_PROBLEM STATEMENT:_
Read the lines below. Copy out any that hold the string "content".

_DATA LINES:_
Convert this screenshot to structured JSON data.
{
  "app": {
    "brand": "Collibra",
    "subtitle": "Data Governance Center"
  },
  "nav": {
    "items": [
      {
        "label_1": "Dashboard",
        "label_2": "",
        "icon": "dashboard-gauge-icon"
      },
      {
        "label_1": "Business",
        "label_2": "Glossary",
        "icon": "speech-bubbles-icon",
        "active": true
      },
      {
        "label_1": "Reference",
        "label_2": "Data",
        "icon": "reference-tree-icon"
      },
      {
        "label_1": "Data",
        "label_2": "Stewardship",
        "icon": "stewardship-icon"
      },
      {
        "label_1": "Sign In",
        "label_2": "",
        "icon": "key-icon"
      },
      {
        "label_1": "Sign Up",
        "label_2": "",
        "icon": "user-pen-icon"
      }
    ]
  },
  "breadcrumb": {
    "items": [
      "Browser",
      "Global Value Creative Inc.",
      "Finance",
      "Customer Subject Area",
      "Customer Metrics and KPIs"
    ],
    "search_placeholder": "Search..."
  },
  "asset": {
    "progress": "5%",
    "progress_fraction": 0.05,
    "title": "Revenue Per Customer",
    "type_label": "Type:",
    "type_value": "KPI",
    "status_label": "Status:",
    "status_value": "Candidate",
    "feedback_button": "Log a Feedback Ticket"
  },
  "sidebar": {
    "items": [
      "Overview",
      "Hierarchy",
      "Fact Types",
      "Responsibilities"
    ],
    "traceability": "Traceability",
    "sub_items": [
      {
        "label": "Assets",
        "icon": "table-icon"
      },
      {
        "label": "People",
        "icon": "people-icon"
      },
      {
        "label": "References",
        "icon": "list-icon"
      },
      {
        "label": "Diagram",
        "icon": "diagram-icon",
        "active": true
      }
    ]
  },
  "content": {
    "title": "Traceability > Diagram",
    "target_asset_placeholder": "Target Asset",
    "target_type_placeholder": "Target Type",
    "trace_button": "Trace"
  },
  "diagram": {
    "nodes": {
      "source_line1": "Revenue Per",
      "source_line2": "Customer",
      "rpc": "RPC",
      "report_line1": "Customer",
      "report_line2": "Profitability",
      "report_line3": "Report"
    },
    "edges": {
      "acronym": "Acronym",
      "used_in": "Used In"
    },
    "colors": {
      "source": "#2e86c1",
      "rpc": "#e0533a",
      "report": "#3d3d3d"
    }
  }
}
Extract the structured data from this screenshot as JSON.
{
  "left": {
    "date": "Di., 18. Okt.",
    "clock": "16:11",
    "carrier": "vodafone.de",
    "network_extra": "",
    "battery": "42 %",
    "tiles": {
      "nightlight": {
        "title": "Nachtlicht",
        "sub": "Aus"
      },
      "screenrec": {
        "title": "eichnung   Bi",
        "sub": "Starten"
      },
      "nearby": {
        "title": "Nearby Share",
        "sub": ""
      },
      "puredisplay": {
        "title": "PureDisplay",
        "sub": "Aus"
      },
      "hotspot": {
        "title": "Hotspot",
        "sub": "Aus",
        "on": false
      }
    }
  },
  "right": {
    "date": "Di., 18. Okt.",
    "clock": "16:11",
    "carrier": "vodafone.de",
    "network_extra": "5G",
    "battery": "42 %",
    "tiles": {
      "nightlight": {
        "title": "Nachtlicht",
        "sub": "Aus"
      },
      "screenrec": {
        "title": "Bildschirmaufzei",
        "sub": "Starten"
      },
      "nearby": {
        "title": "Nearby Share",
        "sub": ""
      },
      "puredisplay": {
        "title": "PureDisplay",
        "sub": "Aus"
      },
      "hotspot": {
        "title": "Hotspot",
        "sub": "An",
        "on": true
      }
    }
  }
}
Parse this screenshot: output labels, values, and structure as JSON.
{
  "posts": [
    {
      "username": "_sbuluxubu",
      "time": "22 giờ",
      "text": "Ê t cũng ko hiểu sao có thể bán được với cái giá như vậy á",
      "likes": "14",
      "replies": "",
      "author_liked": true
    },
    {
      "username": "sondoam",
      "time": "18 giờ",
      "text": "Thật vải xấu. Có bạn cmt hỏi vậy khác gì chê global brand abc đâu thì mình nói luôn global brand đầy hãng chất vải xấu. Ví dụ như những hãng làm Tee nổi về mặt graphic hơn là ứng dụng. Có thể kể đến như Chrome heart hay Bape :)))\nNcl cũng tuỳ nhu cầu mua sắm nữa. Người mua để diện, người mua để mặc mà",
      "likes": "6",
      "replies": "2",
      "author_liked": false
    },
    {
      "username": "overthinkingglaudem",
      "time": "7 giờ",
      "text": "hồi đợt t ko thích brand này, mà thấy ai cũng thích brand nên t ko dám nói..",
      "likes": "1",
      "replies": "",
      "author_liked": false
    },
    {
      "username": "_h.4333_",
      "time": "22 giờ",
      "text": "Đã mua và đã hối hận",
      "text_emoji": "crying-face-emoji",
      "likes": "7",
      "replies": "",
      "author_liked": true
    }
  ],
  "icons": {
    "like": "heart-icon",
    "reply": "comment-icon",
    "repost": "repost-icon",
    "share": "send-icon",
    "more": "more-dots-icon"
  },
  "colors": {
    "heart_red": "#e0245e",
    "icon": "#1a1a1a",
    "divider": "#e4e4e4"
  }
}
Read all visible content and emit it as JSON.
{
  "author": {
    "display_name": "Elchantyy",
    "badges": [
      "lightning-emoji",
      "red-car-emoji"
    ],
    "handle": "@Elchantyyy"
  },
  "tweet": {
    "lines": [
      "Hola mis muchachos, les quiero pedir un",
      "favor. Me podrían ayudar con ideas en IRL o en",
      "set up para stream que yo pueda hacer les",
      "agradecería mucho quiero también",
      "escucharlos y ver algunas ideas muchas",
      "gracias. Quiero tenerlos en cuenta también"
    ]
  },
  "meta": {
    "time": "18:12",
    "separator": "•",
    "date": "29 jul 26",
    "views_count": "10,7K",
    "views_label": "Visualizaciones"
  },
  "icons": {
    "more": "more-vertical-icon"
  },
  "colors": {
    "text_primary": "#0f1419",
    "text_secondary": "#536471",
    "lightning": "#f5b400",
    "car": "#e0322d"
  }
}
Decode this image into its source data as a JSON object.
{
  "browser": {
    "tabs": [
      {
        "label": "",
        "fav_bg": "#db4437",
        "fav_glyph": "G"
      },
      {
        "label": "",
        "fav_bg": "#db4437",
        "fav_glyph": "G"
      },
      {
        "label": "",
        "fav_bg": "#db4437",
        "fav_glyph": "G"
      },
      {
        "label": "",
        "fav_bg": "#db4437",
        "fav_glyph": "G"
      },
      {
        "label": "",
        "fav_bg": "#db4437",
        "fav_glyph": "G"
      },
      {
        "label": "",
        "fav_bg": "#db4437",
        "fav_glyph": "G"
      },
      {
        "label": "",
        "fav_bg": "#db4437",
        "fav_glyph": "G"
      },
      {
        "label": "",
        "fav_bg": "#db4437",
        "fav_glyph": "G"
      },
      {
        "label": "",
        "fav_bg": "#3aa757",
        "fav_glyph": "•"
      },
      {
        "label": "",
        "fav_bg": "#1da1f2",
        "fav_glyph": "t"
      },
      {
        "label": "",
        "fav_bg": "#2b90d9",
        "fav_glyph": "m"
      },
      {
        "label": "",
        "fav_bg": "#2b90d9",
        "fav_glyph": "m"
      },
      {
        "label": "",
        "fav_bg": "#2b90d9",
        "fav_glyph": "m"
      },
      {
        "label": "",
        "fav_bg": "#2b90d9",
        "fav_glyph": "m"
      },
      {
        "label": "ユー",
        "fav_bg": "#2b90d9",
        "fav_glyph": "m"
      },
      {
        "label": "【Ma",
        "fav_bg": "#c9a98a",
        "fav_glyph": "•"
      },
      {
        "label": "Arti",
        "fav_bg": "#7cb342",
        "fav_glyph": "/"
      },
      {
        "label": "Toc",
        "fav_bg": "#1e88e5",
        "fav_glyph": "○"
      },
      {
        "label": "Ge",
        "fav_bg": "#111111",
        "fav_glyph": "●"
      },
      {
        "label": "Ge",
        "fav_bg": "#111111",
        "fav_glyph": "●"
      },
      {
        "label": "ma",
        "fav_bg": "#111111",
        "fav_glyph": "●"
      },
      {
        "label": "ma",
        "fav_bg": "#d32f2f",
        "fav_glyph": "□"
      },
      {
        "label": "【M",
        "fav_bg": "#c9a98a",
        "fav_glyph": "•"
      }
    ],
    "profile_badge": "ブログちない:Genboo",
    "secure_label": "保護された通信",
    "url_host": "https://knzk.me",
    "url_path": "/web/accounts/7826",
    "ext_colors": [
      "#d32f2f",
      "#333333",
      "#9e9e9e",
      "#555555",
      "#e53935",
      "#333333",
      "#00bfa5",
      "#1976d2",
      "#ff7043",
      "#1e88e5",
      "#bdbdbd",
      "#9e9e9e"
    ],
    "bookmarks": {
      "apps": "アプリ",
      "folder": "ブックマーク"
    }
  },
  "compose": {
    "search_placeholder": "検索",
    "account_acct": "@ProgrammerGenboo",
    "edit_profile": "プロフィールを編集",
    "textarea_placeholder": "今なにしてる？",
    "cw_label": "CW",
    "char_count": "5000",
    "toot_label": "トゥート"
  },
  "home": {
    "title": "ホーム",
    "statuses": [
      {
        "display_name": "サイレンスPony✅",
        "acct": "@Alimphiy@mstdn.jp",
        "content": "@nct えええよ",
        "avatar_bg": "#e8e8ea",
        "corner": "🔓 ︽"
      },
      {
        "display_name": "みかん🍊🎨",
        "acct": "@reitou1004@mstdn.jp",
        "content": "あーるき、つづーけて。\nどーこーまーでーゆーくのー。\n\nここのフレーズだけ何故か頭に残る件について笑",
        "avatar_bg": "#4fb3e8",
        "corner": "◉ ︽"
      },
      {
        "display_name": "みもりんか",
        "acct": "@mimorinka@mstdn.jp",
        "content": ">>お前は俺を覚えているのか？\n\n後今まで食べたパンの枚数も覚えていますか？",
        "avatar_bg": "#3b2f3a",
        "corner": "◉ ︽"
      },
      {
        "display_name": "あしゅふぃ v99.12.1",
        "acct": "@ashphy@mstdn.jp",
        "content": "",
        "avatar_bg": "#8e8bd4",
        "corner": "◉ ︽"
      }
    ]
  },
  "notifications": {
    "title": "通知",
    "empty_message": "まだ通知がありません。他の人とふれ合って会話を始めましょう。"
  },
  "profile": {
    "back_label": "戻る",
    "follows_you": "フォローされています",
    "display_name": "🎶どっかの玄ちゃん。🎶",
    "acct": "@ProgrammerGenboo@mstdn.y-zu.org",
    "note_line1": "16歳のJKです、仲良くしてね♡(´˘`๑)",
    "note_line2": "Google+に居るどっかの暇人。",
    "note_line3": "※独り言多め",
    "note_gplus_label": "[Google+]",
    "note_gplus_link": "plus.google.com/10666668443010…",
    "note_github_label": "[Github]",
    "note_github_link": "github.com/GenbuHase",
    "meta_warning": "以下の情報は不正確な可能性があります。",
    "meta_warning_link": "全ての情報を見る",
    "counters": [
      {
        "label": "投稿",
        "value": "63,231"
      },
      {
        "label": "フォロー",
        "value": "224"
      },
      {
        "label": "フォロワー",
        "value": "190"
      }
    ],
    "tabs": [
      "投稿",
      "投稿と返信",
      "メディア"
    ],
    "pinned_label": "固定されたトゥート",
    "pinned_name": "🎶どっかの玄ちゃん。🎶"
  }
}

_RESPONSE TO THE EXERCISE:_
  "content": {
Read all visible content and emit it as JSON.
        "content": "@nct えええよ",
        "content": "あーるき、つづーけて。\nどーこーまーでーゆーくのー。\n\nここのフレーズだけ何故か頭に残る件について笑",
        "content": ">>お前は俺を覚えているのか？\n\n後今まで食べたパンの枚数も覚えていますか？",
        "content": "",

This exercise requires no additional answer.